Stored records
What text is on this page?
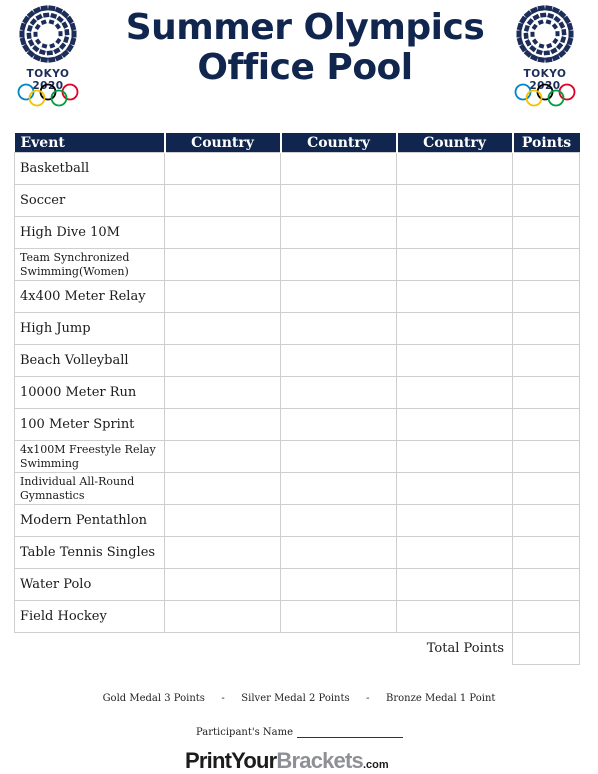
TOKYO 2020
TOKYO 2020
Summer Olympics
Office Pool
Event	Country	Country	Country	Points
Basketball				
Soccer				
High Dive 10M				
Team Synchronized Swimming(Women)				
4x400 Meter Relay				
High Jump				
Beach Volleyball				
10000 Meter Run				
100 Meter Sprint				
4x100M Freestyle Relay Swimming				
Individual All-Round Gymnastics				
Modern Pentathlon				
Table Tennis Singles				
Water Polo				
Field Hockey				
Total Points				
Gold Medal 3 Points - Silver Medal 2 Points - Bronze Medal 1 Point
Participant's Name
PrintYourBrackets.com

• Exercise brief:
Where does the word "Points" appear? Return each line that holds it.

• Expected answer:
Event	Country	Country	Country	Points
Total Points				
Gold Medal 3 Points - Silver Medal 2 Points - Bronze Medal 1 Point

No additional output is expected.